**SHORT TASK**.
Set down each line of the material that follows, exactly, with no pictures.

==============================

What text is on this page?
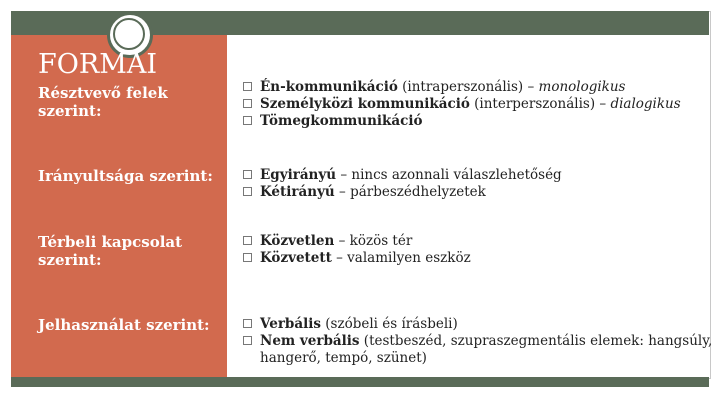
FORMÁI
Résztvevő felek szerint:
Én-kommunikáció (intraperszonális) – monologikus
Személyközi kommunikáció (interperszonális) – dialogikus
Tömegkommunikáció
Irányultsága szerint:	Egyirányú – nincs azonnali válaszlehetőség
Kétirányú – párbeszédhelyzetek
Térbeli kapcsolat szerint:
Közvetlen – közös tér
Közvetett – valamilyen eszköz
Jelhasználat szerint:	Verbális (szóbeli és írásbeli)
Nem verbális (testbeszéd, szupraszegmentális elemek: hangsúly,
hangerő, tempó, szünet)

==============================

**WRITTEN ANSWER**.
What text is on this page?
FORMÁI
Résztvevő felek szerint:
Én-kommunikáció (intraperszonális) – monologikus
Személyközi kommunikáció (interperszonális) – dialogikus
Tömegkommunikáció
Irányultsága szerint:	Egyirányú – nincs azonnali válaszlehetőség
Kétirányú – párbeszédhelyzetek
Térbeli kapcsolat szerint:
Közvetlen – közös tér
Közvetett – valamilyen eszköz
Jelhasználat szerint:	Verbális (szóbeli és írásbeli)
Nem verbális (testbeszéd, szupraszegmentális elemek: hangsúly,
hangerő, tempó, szünet)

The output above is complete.